*Written exercise*
Below is a set of records; restate each one word for word.

Stored records
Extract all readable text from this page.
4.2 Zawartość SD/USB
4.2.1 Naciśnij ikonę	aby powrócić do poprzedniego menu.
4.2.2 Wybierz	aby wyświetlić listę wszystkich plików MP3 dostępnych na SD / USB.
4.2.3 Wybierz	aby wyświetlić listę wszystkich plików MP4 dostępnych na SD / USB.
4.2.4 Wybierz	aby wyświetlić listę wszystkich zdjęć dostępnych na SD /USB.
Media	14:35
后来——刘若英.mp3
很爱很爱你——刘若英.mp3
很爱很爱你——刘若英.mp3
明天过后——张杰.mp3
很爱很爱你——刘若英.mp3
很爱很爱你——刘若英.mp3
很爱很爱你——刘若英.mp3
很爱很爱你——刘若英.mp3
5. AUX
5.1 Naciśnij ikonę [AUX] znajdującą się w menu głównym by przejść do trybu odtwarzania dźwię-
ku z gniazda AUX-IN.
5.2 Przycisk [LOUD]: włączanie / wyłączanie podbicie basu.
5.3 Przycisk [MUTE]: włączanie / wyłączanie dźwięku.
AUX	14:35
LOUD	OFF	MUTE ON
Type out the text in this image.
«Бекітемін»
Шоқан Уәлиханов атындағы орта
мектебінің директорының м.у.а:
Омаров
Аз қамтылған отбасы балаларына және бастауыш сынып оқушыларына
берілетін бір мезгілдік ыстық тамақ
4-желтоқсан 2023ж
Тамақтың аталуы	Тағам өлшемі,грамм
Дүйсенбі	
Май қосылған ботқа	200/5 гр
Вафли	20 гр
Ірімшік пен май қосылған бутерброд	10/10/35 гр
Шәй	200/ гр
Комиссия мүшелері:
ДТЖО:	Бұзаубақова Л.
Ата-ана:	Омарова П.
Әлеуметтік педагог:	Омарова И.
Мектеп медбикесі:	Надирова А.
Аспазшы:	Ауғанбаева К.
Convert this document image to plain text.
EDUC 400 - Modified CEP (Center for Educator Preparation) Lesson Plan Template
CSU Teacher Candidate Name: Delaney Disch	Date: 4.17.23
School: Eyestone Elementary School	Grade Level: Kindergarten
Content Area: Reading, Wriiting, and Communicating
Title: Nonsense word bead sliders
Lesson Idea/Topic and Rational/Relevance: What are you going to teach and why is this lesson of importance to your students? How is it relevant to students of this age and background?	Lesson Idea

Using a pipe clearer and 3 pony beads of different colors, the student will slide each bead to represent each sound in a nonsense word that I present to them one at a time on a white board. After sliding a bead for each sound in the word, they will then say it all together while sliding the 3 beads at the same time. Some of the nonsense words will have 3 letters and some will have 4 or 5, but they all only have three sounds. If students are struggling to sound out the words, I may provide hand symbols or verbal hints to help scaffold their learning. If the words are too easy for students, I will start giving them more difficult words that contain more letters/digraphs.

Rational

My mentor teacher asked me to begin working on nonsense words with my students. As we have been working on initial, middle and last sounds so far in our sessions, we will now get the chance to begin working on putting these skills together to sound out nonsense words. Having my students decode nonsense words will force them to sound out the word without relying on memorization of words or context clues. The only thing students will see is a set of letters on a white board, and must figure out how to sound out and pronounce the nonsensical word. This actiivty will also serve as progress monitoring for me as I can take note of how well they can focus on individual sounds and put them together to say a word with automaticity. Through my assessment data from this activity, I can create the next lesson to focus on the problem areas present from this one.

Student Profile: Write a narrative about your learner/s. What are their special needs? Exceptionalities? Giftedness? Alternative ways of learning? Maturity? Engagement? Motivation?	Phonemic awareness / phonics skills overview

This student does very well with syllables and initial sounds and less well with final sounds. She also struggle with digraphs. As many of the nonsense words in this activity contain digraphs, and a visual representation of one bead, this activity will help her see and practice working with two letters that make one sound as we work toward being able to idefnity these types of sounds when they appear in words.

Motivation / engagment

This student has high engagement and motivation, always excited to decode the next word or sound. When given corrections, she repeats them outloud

*The result*
Extract all readable text from this page.
4.2 Zawartość SD/USB
4.2.1 Naciśnij ikonę	aby powrócić do poprzedniego menu.
4.2.2 Wybierz	aby wyświetlić listę wszystkich plików MP3 dostępnych na SD / USB.
4.2.3 Wybierz	aby wyświetlić listę wszystkich plików MP4 dostępnych na SD / USB.
4.2.4 Wybierz	aby wyświetlić listę wszystkich zdjęć dostępnych na SD /USB.
Media	14:35
后来——刘若英.mp3
很爱很爱你——刘若英.mp3
很爱很爱你——刘若英.mp3
明天过后——张杰.mp3
很爱很爱你——刘若英.mp3
很爱很爱你——刘若英.mp3
很爱很爱你——刘若英.mp3
很爱很爱你——刘若英.mp3
5. AUX
5.1 Naciśnij ikonę [AUX] znajdującą się w menu głównym by przejść do trybu odtwarzania dźwię-
ku z gniazda AUX-IN.
5.2 Przycisk [LOUD]: włączanie / wyłączanie podbicie basu.
5.3 Przycisk [MUTE]: włączanie / wyłączanie dźwięku.
AUX	14:35
LOUD	OFF	MUTE ON
Type out the text in this image.
«Бекітемін»
Шоқан Уәлиханов атындағы орта
мектебінің директорының м.у.а:
Омаров
Аз қамтылған отбасы балаларына және бастауыш сынып оқушыларына
берілетін бір мезгілдік ыстық тамақ
4-желтоқсан 2023ж
Тамақтың аталуы	Тағам өлшемі,грамм
Дүйсенбі	
Май қосылған ботқа	200/5 гр
Вафли	20 гр
Ірімшік пен май қосылған бутерброд	10/10/35 гр
Шәй	200/ гр
Комиссия мүшелері:
ДТЖО:	Бұзаубақова Л.
Ата-ана:	Омарова П.
Әлеуметтік педагог:	Омарова И.
Мектеп медбикесі:	Надирова А.
Аспазшы:	Ауғанбаева К.
Convert this document image to plain text.
EDUC 400 - Modified CEP (Center for Educator Preparation) Lesson Plan Template
CSU Teacher Candidate Name: Delaney Disch	Date: 4.17.23
School: Eyestone Elementary School	Grade Level: Kindergarten
Content Area: Reading, Wriiting, and Communicating
Title: Nonsense word bead sliders
Lesson Idea/Topic and Rational/Relevance: What are you going to teach and why is this lesson of importance to your students? How is it relevant to students of this age and background?	Lesson Idea

Using a pipe clearer and 3 pony beads of different colors, the student will slide each bead to represent each sound in a nonsense word that I present to them one at a time on a white board. After sliding a bead for each sound in the word, they will then say it all together while sliding the 3 beads at the same time. Some of the nonsense words will have 3 letters and some will have 4 or 5, but they all only have three sounds. If students are struggling to sound out the words, I may provide hand symbols or verbal hints to help scaffold their learning. If the words are too easy for students, I will start giving them more difficult words that contain more letters/digraphs.

Rational

My mentor teacher asked me to begin working on nonsense words with my students. As we have been working on initial, middle and last sounds so far in our sessions, we will now get the chance to begin working on putting these skills together to sound out nonsense words. Having my students decode nonsense words will force them to sound out the word without relying on memorization of words or context clues. The only thing students will see is a set of letters on a white board, and must figure out how to sound out and pronounce the nonsensical word. This actiivty will also serve as progress monitoring for me as I can take note of how well they can focus on individual sounds and put them together to say a word with automaticity. Through my assessment data from this activity, I can create the next lesson to focus on the problem areas present from this one.

Student Profile: Write a narrative about your learner/s. What are their special needs? Exceptionalities? Giftedness? Alternative ways of learning? Maturity? Engagement? Motivation?	Phonemic awareness / phonics skills overview

This student does very well with syllables and initial sounds and less well with final sounds. She also struggle with digraphs. As many of the nonsense words in this activity contain digraphs, and a visual representation of one bead, this activity will help her see and practice working with two letters that make one sound as we work toward being able to idefnity these types of sounds when they appear in words.

Motivation / engagment

This student has high engagement and motivation, always excited to decode the next word or sound. When given corrections, she repeats them outloud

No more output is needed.